═══ DATA IN THIS EXERCISE ═══
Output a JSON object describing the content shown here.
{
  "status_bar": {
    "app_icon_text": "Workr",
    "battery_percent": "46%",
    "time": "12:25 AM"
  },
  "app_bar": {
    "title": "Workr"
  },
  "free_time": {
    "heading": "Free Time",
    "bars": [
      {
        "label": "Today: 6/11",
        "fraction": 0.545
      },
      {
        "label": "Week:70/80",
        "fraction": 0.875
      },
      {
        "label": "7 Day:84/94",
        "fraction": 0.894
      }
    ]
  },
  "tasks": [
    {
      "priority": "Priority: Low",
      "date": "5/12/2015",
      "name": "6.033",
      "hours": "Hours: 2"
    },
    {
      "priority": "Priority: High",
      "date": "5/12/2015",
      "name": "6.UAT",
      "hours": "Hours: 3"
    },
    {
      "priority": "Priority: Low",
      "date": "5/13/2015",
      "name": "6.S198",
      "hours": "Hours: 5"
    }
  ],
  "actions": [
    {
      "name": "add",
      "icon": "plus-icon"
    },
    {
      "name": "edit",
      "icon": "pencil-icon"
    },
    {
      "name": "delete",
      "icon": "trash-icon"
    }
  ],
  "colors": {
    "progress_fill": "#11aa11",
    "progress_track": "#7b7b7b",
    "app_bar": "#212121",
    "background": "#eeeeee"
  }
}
═══
Pick out lines containing the word "name", each one as written.

      "name": "6.033",
      "name": "6.UAT",
      "name": "6.S198",
      "name": "add",
      "name": "edit",
      "name": "delete",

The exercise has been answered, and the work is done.